[start]

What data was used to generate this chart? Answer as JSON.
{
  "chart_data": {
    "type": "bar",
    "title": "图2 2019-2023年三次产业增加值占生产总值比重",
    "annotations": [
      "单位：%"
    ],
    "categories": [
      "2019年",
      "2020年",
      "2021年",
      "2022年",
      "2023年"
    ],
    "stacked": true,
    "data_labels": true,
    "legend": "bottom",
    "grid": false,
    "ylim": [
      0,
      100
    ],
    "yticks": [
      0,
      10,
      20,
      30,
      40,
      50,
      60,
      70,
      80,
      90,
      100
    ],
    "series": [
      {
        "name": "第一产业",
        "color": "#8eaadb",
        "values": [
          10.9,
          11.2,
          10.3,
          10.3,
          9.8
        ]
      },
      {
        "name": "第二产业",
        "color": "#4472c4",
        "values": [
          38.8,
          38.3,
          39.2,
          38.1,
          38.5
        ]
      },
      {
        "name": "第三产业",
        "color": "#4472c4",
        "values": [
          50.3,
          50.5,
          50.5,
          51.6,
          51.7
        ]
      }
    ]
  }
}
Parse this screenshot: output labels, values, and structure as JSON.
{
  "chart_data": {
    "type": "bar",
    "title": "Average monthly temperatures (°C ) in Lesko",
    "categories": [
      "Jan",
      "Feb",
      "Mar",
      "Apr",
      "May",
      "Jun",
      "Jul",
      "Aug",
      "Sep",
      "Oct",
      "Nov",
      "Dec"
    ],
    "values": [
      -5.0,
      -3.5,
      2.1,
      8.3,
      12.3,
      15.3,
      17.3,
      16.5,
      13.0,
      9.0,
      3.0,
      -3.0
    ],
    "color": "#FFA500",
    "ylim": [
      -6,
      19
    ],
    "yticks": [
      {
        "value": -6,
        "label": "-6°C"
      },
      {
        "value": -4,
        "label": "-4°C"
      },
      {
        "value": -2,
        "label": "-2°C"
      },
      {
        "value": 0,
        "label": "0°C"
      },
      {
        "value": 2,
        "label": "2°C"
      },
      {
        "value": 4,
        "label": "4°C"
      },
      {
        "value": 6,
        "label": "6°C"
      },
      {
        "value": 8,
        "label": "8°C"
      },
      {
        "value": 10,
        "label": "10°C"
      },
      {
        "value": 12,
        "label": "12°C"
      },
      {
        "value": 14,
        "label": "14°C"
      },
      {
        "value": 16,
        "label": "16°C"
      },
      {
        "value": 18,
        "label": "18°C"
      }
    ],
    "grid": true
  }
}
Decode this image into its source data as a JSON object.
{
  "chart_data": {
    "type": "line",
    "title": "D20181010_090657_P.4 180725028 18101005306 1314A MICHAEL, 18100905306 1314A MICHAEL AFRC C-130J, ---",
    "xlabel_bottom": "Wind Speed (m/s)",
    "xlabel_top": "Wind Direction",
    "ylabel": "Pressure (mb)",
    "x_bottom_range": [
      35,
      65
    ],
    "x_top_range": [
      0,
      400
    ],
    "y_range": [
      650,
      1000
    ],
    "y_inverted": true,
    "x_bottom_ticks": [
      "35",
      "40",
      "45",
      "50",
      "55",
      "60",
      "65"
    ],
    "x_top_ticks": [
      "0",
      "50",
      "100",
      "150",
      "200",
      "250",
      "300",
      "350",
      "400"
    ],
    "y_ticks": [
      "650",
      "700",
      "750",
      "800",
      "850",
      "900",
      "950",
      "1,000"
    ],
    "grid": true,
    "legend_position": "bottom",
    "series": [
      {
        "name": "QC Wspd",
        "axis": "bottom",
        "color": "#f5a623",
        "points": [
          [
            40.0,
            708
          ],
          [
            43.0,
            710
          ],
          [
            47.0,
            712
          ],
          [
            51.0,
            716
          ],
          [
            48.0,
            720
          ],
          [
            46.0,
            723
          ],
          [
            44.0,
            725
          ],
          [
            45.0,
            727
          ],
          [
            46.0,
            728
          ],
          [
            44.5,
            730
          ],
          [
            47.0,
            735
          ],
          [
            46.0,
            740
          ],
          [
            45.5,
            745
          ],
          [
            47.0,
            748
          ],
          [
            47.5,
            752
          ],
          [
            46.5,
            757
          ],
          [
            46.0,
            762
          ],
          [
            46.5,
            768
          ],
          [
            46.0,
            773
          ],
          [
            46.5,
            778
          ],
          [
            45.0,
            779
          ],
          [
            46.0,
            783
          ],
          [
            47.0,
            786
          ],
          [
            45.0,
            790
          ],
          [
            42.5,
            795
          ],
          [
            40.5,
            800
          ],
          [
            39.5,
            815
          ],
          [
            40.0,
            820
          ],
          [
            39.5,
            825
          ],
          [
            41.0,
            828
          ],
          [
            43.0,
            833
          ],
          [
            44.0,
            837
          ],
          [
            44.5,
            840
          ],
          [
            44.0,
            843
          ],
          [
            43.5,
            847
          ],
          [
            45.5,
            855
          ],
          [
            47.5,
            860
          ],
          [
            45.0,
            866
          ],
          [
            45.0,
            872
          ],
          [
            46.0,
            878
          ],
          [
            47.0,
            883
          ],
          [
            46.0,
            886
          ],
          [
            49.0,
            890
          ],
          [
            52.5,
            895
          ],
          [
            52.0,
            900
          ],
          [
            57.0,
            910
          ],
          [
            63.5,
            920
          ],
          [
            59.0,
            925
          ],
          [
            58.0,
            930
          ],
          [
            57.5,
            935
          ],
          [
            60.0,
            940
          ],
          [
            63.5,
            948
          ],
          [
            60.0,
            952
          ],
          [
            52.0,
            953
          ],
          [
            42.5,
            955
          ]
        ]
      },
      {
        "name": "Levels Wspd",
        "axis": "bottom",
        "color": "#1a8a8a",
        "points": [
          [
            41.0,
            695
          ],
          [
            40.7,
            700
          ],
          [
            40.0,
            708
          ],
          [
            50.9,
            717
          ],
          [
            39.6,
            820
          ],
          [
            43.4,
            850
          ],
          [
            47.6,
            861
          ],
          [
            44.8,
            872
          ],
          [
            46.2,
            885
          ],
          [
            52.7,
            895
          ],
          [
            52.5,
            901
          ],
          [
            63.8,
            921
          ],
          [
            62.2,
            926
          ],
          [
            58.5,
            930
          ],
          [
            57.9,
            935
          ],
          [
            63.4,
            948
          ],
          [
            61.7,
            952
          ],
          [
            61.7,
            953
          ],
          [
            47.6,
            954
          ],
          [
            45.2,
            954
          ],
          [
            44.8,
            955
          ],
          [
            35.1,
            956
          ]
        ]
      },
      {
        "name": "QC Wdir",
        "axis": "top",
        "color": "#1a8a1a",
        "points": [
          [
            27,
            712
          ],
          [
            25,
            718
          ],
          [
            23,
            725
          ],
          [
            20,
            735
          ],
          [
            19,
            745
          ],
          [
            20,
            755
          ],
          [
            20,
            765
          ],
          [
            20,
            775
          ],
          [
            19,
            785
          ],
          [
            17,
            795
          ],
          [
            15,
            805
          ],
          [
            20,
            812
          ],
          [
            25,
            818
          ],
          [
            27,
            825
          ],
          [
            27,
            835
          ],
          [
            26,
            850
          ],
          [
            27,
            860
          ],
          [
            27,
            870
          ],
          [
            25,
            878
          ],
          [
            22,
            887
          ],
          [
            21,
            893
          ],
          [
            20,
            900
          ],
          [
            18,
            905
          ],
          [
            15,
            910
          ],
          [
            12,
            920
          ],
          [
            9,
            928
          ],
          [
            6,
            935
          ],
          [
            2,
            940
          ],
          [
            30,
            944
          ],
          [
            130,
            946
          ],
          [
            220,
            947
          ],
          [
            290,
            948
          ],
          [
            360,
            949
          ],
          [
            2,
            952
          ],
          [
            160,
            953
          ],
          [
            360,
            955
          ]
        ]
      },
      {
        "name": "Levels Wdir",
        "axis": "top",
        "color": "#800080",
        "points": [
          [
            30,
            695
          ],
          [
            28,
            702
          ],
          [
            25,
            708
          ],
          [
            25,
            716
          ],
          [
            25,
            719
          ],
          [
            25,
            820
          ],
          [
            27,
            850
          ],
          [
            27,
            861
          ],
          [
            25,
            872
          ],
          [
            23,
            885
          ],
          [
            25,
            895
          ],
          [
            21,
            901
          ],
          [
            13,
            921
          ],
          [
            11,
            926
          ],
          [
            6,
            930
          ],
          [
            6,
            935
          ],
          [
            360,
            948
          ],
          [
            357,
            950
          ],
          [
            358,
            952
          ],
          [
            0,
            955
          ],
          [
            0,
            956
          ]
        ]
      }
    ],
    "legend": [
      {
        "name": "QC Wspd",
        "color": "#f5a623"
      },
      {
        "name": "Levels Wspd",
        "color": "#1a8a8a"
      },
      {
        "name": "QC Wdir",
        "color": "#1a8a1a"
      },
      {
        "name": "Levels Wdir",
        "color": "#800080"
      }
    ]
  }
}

[end]

▸ **WHAT TO PRODUCE**
Identify the lines in the records above that contain the word "Wind", then state how many there are and nothing more.

▸ **EXERCISE ANSWER**
2